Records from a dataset
◇ ◇ ◇
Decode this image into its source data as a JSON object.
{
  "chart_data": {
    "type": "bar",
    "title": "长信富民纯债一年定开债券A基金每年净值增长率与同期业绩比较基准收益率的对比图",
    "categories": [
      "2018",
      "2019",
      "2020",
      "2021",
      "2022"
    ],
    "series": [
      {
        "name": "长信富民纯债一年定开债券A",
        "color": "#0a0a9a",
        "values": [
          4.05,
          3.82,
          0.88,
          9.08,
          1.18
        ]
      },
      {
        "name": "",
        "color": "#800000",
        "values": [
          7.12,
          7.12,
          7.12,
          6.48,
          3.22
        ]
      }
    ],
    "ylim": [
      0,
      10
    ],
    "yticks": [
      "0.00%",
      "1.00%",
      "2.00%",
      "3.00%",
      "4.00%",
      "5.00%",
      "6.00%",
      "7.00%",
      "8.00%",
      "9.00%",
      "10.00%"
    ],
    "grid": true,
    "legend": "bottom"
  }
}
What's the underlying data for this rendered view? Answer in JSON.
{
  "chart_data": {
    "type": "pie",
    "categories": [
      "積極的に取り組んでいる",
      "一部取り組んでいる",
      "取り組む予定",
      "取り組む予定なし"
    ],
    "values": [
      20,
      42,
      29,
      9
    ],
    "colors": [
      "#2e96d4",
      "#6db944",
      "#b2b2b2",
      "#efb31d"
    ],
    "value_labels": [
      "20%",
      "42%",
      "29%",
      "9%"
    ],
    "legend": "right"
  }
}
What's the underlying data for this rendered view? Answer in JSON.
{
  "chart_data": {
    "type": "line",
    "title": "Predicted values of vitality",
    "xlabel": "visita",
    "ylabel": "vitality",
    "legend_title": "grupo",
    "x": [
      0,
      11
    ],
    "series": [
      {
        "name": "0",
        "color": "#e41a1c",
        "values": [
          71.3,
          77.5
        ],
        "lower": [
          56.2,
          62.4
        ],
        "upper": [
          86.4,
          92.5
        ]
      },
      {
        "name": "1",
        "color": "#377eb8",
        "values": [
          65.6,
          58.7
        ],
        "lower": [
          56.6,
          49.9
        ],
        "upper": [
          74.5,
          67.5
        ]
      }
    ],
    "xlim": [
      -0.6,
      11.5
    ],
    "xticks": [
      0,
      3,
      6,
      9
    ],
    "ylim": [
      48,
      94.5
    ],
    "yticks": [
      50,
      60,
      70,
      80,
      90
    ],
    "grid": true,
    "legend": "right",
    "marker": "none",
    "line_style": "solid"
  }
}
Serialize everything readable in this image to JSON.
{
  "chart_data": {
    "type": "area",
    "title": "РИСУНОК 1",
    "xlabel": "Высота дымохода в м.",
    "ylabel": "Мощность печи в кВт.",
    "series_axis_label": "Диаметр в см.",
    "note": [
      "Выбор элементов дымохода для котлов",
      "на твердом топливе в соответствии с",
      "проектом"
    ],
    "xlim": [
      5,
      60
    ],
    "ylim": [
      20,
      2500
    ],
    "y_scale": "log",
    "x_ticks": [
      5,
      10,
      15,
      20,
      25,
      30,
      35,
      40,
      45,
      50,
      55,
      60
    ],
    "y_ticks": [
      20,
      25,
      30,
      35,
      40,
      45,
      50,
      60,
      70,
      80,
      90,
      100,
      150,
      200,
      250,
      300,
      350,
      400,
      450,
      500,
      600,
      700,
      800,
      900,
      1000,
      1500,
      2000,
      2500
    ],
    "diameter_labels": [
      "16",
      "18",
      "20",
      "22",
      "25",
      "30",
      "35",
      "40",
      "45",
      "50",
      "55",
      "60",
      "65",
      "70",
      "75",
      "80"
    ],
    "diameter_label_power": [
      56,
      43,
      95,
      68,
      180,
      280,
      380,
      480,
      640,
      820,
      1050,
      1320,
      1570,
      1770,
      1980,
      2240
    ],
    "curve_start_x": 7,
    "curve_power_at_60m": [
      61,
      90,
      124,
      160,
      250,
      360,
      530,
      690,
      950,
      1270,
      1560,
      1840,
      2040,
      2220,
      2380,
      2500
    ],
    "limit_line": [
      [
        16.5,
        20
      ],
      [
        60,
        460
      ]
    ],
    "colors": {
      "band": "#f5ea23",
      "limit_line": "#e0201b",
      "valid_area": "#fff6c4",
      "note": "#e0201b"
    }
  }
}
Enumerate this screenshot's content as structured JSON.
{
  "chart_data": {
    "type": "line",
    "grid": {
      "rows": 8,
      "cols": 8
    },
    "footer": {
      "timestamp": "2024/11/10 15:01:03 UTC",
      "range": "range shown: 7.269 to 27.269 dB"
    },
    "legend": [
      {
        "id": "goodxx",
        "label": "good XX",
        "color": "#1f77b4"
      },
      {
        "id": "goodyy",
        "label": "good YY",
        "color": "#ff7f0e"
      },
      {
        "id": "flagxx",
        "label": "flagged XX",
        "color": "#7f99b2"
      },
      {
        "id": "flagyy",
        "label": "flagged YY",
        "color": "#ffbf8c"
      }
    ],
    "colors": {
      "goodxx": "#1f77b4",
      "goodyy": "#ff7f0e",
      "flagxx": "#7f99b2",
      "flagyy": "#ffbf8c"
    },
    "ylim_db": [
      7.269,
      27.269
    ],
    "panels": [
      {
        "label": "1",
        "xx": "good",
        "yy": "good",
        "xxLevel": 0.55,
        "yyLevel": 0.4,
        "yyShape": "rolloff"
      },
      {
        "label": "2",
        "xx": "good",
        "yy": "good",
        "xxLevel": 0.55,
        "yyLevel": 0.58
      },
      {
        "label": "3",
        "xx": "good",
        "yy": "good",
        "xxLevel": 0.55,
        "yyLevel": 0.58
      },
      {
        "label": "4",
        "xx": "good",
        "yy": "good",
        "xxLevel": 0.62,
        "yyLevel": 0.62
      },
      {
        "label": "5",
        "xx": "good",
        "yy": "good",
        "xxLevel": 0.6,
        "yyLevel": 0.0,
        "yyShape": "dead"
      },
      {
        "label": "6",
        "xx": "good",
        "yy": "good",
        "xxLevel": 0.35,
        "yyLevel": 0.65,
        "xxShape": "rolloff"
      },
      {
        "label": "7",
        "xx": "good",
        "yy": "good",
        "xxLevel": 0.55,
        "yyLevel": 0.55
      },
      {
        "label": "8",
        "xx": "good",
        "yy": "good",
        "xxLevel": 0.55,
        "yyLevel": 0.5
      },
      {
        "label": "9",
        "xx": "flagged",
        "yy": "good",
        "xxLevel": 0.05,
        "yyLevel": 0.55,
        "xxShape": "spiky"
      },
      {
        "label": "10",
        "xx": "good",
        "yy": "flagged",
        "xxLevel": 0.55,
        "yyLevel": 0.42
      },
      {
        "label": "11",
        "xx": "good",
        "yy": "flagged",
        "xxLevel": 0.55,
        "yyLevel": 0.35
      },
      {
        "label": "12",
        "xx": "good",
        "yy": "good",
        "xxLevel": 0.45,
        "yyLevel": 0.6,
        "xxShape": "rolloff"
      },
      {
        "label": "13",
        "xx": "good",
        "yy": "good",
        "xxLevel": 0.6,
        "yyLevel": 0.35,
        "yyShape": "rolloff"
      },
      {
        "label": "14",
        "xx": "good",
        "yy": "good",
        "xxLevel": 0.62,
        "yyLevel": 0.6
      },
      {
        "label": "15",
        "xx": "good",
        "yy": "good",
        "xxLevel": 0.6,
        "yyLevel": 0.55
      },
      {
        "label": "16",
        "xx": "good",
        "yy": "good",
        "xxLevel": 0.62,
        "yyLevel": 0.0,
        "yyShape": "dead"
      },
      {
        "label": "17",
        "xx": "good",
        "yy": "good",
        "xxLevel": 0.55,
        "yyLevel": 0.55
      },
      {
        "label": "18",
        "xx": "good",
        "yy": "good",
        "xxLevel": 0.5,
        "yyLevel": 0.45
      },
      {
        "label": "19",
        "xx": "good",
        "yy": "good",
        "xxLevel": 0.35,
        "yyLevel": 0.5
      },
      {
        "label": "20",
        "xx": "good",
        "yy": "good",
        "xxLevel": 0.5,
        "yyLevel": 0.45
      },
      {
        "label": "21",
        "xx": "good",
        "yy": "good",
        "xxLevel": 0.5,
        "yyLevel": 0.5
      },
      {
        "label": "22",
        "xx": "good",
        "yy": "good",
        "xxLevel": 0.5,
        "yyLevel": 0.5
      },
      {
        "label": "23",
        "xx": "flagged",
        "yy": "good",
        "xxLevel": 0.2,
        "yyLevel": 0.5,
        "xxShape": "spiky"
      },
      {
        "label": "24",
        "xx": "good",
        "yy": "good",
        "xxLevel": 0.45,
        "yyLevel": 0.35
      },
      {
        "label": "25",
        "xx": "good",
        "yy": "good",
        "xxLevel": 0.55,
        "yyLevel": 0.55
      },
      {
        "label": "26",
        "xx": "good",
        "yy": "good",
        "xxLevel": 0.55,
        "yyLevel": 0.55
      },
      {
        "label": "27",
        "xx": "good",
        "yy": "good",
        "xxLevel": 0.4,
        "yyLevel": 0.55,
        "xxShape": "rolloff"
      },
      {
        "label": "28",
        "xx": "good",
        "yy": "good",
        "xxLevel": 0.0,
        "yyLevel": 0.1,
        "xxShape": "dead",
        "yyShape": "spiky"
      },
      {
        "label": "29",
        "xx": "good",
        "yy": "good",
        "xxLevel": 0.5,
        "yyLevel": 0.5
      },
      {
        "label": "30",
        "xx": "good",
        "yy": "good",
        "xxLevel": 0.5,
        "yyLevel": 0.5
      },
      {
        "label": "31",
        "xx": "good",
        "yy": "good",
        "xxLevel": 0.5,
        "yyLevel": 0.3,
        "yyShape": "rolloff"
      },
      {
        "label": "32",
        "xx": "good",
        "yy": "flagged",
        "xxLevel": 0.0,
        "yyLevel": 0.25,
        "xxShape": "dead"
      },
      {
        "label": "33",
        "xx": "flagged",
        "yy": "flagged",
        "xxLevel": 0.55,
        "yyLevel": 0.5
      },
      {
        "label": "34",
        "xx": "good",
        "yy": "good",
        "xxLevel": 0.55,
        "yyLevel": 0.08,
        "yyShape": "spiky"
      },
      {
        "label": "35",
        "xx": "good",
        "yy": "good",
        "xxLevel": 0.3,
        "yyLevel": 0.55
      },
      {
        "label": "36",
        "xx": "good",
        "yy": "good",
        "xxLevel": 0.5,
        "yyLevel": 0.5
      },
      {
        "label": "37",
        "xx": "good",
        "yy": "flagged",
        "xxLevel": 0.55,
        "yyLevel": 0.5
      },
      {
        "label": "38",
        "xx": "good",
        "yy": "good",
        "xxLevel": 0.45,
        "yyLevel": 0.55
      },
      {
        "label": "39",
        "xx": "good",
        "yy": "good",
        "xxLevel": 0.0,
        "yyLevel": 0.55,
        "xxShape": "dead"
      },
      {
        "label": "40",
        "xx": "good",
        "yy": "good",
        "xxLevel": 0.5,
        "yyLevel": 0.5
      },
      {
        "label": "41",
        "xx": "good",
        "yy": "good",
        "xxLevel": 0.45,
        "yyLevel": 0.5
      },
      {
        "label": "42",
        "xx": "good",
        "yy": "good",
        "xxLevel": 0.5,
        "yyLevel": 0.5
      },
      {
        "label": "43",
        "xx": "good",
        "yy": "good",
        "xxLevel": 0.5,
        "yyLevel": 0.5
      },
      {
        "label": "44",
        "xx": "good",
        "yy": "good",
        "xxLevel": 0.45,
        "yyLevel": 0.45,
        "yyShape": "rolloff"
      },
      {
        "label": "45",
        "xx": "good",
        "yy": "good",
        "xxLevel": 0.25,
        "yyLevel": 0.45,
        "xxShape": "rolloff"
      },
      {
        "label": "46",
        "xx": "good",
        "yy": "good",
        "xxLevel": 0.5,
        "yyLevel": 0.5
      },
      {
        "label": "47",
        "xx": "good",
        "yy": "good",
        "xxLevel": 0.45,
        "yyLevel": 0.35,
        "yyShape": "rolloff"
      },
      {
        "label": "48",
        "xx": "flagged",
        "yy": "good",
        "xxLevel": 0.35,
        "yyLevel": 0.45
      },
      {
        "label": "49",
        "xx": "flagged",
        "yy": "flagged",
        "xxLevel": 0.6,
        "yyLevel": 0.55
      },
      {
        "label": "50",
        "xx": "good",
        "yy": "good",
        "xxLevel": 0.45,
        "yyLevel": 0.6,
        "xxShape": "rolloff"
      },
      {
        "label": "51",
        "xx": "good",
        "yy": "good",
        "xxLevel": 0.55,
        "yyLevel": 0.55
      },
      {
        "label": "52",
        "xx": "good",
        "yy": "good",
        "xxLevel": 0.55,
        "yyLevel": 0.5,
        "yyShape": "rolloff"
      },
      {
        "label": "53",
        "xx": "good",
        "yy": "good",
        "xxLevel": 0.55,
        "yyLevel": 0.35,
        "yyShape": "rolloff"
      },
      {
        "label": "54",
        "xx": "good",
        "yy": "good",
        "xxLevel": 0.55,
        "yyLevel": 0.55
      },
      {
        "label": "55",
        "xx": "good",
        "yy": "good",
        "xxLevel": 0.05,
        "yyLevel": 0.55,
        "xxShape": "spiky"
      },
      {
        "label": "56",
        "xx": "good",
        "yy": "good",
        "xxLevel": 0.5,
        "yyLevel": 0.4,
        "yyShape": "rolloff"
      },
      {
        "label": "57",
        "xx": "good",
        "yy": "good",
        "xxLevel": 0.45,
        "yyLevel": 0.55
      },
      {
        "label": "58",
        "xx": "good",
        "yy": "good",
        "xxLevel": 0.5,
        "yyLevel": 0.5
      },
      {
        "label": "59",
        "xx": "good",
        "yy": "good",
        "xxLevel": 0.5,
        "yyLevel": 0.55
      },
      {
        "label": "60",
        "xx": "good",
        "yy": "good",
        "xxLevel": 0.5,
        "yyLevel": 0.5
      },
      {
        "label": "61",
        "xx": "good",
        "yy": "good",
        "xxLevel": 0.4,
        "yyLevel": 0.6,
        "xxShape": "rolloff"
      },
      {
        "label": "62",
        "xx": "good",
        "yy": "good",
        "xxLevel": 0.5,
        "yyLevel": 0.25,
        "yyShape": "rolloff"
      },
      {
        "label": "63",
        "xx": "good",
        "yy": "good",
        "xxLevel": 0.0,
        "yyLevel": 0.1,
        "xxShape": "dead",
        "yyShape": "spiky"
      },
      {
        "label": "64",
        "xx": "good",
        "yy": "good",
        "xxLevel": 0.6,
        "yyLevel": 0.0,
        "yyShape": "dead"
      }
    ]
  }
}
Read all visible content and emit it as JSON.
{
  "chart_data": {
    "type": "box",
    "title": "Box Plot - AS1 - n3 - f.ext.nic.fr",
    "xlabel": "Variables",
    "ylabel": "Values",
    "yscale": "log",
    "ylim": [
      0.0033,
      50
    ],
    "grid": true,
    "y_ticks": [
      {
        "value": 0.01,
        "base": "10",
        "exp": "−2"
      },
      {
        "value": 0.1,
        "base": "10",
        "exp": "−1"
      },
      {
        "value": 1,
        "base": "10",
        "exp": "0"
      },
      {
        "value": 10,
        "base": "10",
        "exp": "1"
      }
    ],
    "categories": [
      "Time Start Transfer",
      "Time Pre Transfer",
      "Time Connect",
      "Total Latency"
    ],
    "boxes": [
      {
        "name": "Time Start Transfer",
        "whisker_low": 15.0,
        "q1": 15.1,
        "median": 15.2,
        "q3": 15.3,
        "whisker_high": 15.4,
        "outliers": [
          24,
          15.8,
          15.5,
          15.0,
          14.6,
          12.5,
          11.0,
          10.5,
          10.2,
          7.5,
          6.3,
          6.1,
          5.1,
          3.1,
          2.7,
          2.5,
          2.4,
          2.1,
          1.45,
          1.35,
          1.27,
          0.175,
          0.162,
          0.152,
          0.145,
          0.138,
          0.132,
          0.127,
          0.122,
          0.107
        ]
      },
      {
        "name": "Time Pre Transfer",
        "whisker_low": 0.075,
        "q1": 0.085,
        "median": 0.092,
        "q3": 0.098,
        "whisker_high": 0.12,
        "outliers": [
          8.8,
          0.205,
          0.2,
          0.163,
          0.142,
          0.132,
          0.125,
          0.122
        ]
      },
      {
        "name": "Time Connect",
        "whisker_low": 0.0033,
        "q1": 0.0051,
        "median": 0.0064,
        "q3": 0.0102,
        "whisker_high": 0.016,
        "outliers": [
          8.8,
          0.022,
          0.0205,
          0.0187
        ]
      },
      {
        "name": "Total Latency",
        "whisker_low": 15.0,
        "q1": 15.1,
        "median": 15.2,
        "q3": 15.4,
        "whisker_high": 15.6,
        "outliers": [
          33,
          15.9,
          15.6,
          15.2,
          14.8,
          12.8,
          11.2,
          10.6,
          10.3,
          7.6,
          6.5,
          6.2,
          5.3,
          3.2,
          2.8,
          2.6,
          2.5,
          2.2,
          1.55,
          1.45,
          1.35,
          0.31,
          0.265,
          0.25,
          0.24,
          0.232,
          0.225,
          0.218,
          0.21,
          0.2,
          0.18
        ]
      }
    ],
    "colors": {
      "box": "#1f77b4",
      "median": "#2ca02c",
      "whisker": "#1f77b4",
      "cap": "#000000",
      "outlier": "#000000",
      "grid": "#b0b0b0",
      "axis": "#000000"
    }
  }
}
◇ ◇ ◇
Given exercise
Copy out each line of the records where the string "image" appears.

Completed task
Decode this image into its source data as a JSON object.
Serialize everything readable in this image to JSON.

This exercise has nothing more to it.